Extracted data entries

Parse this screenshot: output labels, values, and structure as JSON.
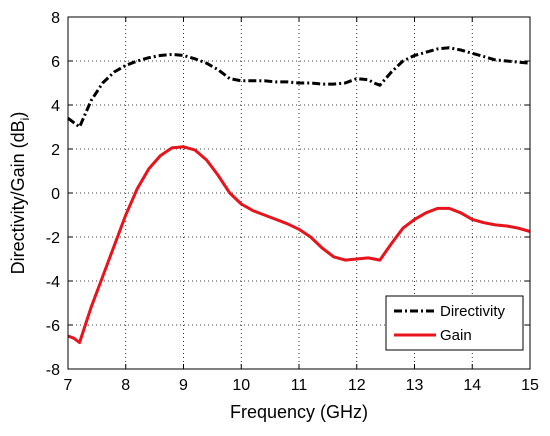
{
  "chart_data": {
    "type": "line",
    "title": "",
    "xlabel": "Frequency (GHz)",
    "ylabel_main": "Directivity/Gain (dB",
    "ylabel_sub": "i",
    "ylabel_close": ")",
    "xlim": [
      7,
      15
    ],
    "ylim": [
      -8,
      8
    ],
    "xticks": [
      7,
      8,
      9,
      10,
      11,
      12,
      13,
      14,
      15
    ],
    "yticks": [
      -8,
      -6,
      -4,
      -2,
      0,
      2,
      4,
      6,
      8
    ],
    "grid": true,
    "legend_position": "bottom-right",
    "series": [
      {
        "name": "Directivity",
        "color": "#000000",
        "dash": "dash-dot",
        "x": [
          7.0,
          7.1,
          7.2,
          7.3,
          7.4,
          7.6,
          7.8,
          8.0,
          8.2,
          8.4,
          8.6,
          8.8,
          9.0,
          9.2,
          9.4,
          9.6,
          9.8,
          10.0,
          10.2,
          10.4,
          10.6,
          10.8,
          11.0,
          11.2,
          11.4,
          11.6,
          11.8,
          12.0,
          12.2,
          12.3,
          12.4,
          12.6,
          12.8,
          13.0,
          13.2,
          13.4,
          13.6,
          13.8,
          14.0,
          14.2,
          14.4,
          14.6,
          14.8,
          15.0
        ],
        "y": [
          3.4,
          3.2,
          3.0,
          3.6,
          4.2,
          5.0,
          5.5,
          5.8,
          6.0,
          6.15,
          6.25,
          6.3,
          6.25,
          6.1,
          5.9,
          5.6,
          5.2,
          5.1,
          5.1,
          5.1,
          5.05,
          5.05,
          5.0,
          5.0,
          4.95,
          4.95,
          5.0,
          5.2,
          5.15,
          5.0,
          4.9,
          5.5,
          6.0,
          6.25,
          6.4,
          6.55,
          6.6,
          6.5,
          6.35,
          6.2,
          6.05,
          6.0,
          5.95,
          5.9
        ]
      },
      {
        "name": "Gain",
        "color": "#e8141c",
        "dash": "solid",
        "x": [
          7.0,
          7.1,
          7.2,
          7.4,
          7.6,
          7.8,
          8.0,
          8.2,
          8.4,
          8.6,
          8.8,
          9.0,
          9.2,
          9.4,
          9.6,
          9.8,
          10.0,
          10.2,
          10.4,
          10.6,
          10.8,
          11.0,
          11.2,
          11.4,
          11.6,
          11.8,
          12.0,
          12.2,
          12.4,
          12.6,
          12.8,
          13.0,
          13.2,
          13.4,
          13.6,
          13.8,
          14.0,
          14.2,
          14.4,
          14.6,
          14.8,
          15.0
        ],
        "y": [
          -6.5,
          -6.6,
          -6.8,
          -5.2,
          -3.8,
          -2.4,
          -1.0,
          0.2,
          1.1,
          1.7,
          2.05,
          2.1,
          1.95,
          1.5,
          0.8,
          0.0,
          -0.5,
          -0.8,
          -1.0,
          -1.2,
          -1.4,
          -1.65,
          -2.0,
          -2.5,
          -2.9,
          -3.05,
          -3.0,
          -2.95,
          -3.05,
          -2.3,
          -1.6,
          -1.2,
          -0.9,
          -0.7,
          -0.7,
          -0.9,
          -1.2,
          -1.35,
          -1.45,
          -1.5,
          -1.6,
          -1.75
        ]
      }
    ]
  }
}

_What you will do:_ Copy the material above in full and exactly, skipping pictures.

_Output for this task:_
Parse this screenshot: output labels, values, and structure as JSON.
{
  "chart_data": {
    "type": "line",
    "title": "",
    "xlabel": "Frequency (GHz)",
    "ylabel_main": "Directivity/Gain (dB",
    "ylabel_sub": "i",
    "ylabel_close": ")",
    "xlim": [
      7,
      15
    ],
    "ylim": [
      -8,
      8
    ],
    "xticks": [
      7,
      8,
      9,
      10,
      11,
      12,
      13,
      14,
      15
    ],
    "yticks": [
      -8,
      -6,
      -4,
      -2,
      0,
      2,
      4,
      6,
      8
    ],
    "grid": true,
    "legend_position": "bottom-right",
    "series": [
      {
        "name": "Directivity",
        "color": "#000000",
        "dash": "dash-dot",
        "x": [
          7.0,
          7.1,
          7.2,
          7.3,
          7.4,
          7.6,
          7.8,
          8.0,
          8.2,
          8.4,
          8.6,
          8.8,
          9.0,
          9.2,
          9.4,
          9.6,
          9.8,
          10.0,
          10.2,
          10.4,
          10.6,
          10.8,
          11.0,
          11.2,
          11.4,
          11.6,
          11.8,
          12.0,
          12.2,
          12.3,
          12.4,
          12.6,
          12.8,
          13.0,
          13.2,
          13.4,
          13.6,
          13.8,
          14.0,
          14.2,
          14.4,
          14.6,
          14.8,
          15.0
        ],
        "y": [
          3.4,
          3.2,
          3.0,
          3.6,
          4.2,
          5.0,
          5.5,
          5.8,
          6.0,
          6.15,
          6.25,
          6.3,
          6.25,
          6.1,
          5.9,
          5.6,
          5.2,
          5.1,
          5.1,
          5.1,
          5.05,
          5.05,
          5.0,
          5.0,
          4.95,
          4.95,
          5.0,
          5.2,
          5.15,
          5.0,
          4.9,
          5.5,
          6.0,
          6.25,
          6.4,
          6.55,
          6.6,
          6.5,
          6.35,
          6.2,
          6.05,
          6.0,
          5.95,
          5.9
        ]
      },
      {
        "name": "Gain",
        "color": "#e8141c",
        "dash": "solid",
        "x": [
          7.0,
          7.1,
          7.2,
          7.4,
          7.6,
          7.8,
          8.0,
          8.2,
          8.4,
          8.6,
          8.8,
          9.0,
          9.2,
          9.4,
          9.6,
          9.8,
          10.0,
          10.2,
          10.4,
          10.6,
          10.8,
          11.0,
          11.2,
          11.4,
          11.6,
          11.8,
          12.0,
          12.2,
          12.4,
          12.6,
          12.8,
          13.0,
          13.2,
          13.4,
          13.6,
          13.8,
          14.0,
          14.2,
          14.4,
          14.6,
          14.8,
          15.0
        ],
        "y": [
          -6.5,
          -6.6,
          -6.8,
          -5.2,
          -3.8,
          -2.4,
          -1.0,
          0.2,
          1.1,
          1.7,
          2.05,
          2.1,
          1.95,
          1.5,
          0.8,
          0.0,
          -0.5,
          -0.8,
          -1.0,
          -1.2,
          -1.4,
          -1.65,
          -2.0,
          -2.5,
          -2.9,
          -3.05,
          -3.0,
          -2.95,
          -3.05,
          -2.3,
          -1.6,
          -1.2,
          -0.9,
          -0.7,
          -0.7,
          -0.9,
          -1.2,
          -1.35,
          -1.45,
          -1.5,
          -1.6,
          -1.75
        ]
      }
    ]
  }
}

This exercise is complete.